■ Given problem ■
Transcribe all of the material exactly. Any picture in it should be left out.
○ ○ ○
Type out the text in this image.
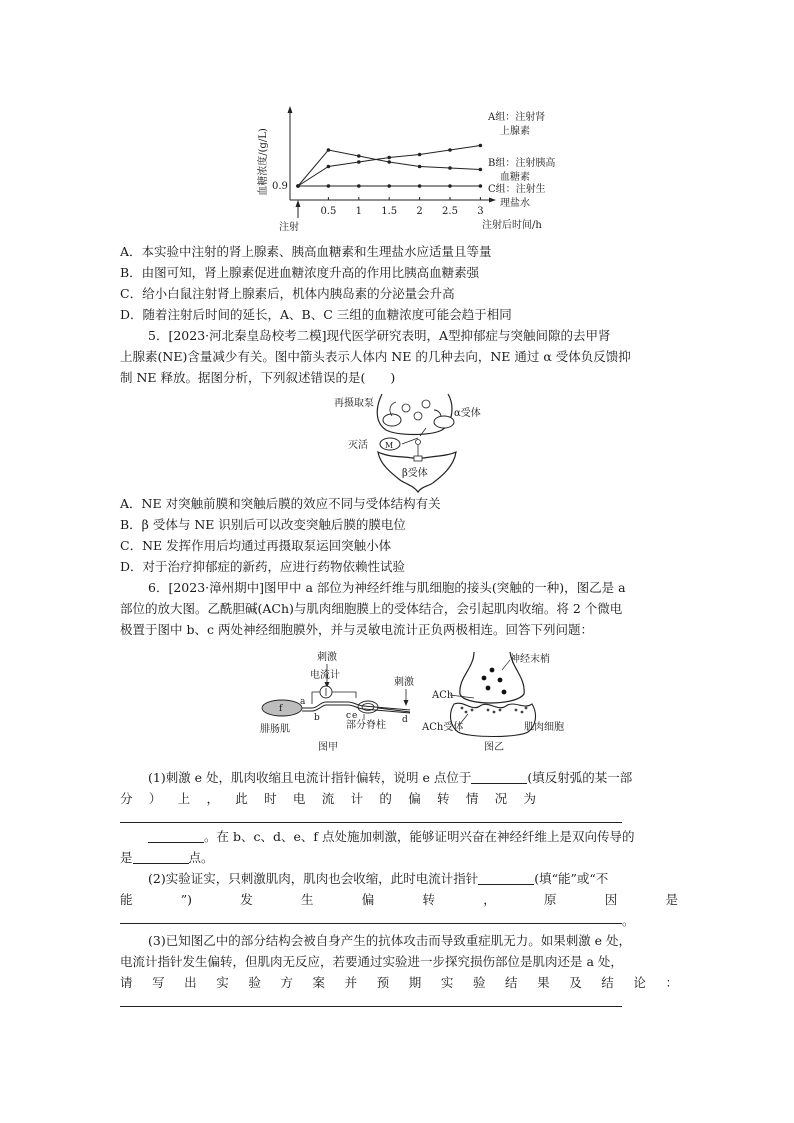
血糖浓度/(g/L) 0.9
0.5 1 1.5 2 2.5 3
注射	注射后时间/h
A组：注射肾
上腺素
B组：注射胰高
血糖素
C组：注射生
理盐水
A．本实验中注射的肾上腺素、胰高血糖素和生理盐水应适量且等量
B．由图可知，肾上腺素促进血糖浓度升高的作用比胰高血糖素强
C．给小白鼠注射肾上腺素后，机体内胰岛素的分泌量会升高
D．随着注射后时间的延长，A、B、C 三组的血糖浓度可能会趋于相同
5．[2023·河北秦皇岛校考二模]现代医学研究表明，A型抑郁症与突触间隙的去甲肾
上腺素(NE)含量减少有关。图中箭头表示人体内 NE 的几种去向，NE 通过 α 受体负反馈抑
制 NE 释放。据图分析，下列叙述错误的是(　　)
M
再摄取泵
α受体
灭活
β受体
A．NE 对突触前膜和突触后膜的效应不同与受体结构有关
B．β 受体与 NE 识别后可以改变突触后膜的膜电位
C．NE 发挥作用后均通过再摄取泵运回突触小体
D．对于治疗抑郁症的新药，应进行药物依赖性试验
6．[2023·漳州期中]图甲中 a 部位为神经纤维与肌细胞的接头(突触的一种)，图乙是 a
部位的放大图。乙酰胆碱(ACh)与肌肉细胞膜上的受体结合，会引起肌肉收缩。将 2 个微电
极置于图中 b、c 两处神经细胞膜外，并与灵敏电流计正负两极相连。回答下列问题：
刺激
电流计
刺激
f
a
b	c e	d
腓肠肌	部分脊柱
图甲
神经末梢
ACh
ACh受体	肌肉细胞
图乙
(1)刺激 e 处，肌肉收缩且电流计指针偏转，说明 e 点位于	(填反射弧的某一部
分）上，此时电流计的偏转情况为
。在 b、c、d、e、f 点处施加刺激，能够证明兴奋在神经纤维上是双向传导的
是	点。
(2)实验证实，只刺激肌肉，肌肉也会收缩，此时电流计指针	(填“能”或“不
能”)发生偏转，原因是
。
(3)已知图乙中的部分结构会被自身产生的抗体攻击而导致重症肌无力。如果刺激 e 处，
电流计指针发生偏转，但肌肉无反应，若要通过实验进一步探究损伤部位是肌肉还是 a 处，
请写出实验方案并预期实验结果及结论：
○ ○ ○
■ Answer in full ■
Type out the text in this image.
血糖浓度/(g/L) 0.9
0.5 1 1.5 2 2.5 3
注射	注射后时间/h
A组：注射肾
上腺素
B组：注射胰高
血糖素
C组：注射生
理盐水
A．本实验中注射的肾上腺素、胰高血糖素和生理盐水应适量且等量
B．由图可知，肾上腺素促进血糖浓度升高的作用比胰高血糖素强
C．给小白鼠注射肾上腺素后，机体内胰岛素的分泌量会升高
D．随着注射后时间的延长，A、B、C 三组的血糖浓度可能会趋于相同
5．[2023·河北秦皇岛校考二模]现代医学研究表明，A型抑郁症与突触间隙的去甲肾
上腺素(NE)含量减少有关。图中箭头表示人体内 NE 的几种去向，NE 通过 α 受体负反馈抑
制 NE 释放。据图分析，下列叙述错误的是(　　)
M
再摄取泵
α受体
灭活
β受体
A．NE 对突触前膜和突触后膜的效应不同与受体结构有关
B．β 受体与 NE 识别后可以改变突触后膜的膜电位
C．NE 发挥作用后均通过再摄取泵运回突触小体
D．对于治疗抑郁症的新药，应进行药物依赖性试验
6．[2023·漳州期中]图甲中 a 部位为神经纤维与肌细胞的接头(突触的一种)，图乙是 a
部位的放大图。乙酰胆碱(ACh)与肌肉细胞膜上的受体结合，会引起肌肉收缩。将 2 个微电
极置于图中 b、c 两处神经细胞膜外，并与灵敏电流计正负两极相连。回答下列问题：
刺激
电流计
刺激
f
a
b	c e	d
腓肠肌	部分脊柱
图甲
神经末梢
ACh
ACh受体	肌肉细胞
图乙
(1)刺激 e 处，肌肉收缩且电流计指针偏转，说明 e 点位于	(填反射弧的某一部
分）上，此时电流计的偏转情况为
。在 b、c、d、e、f 点处施加刺激，能够证明兴奋在神经纤维上是双向传导的
是	点。
(2)实验证实，只刺激肌肉，肌肉也会收缩，此时电流计指针	(填“能”或“不
能”)发生偏转，原因是
。
(3)已知图乙中的部分结构会被自身产生的抗体攻击而导致重症肌无力。如果刺激 e 处，
电流计指针发生偏转，但肌肉无反应，若要通过实验进一步探究损伤部位是肌肉还是 a 处，
请写出实验方案并预期实验结果及结论：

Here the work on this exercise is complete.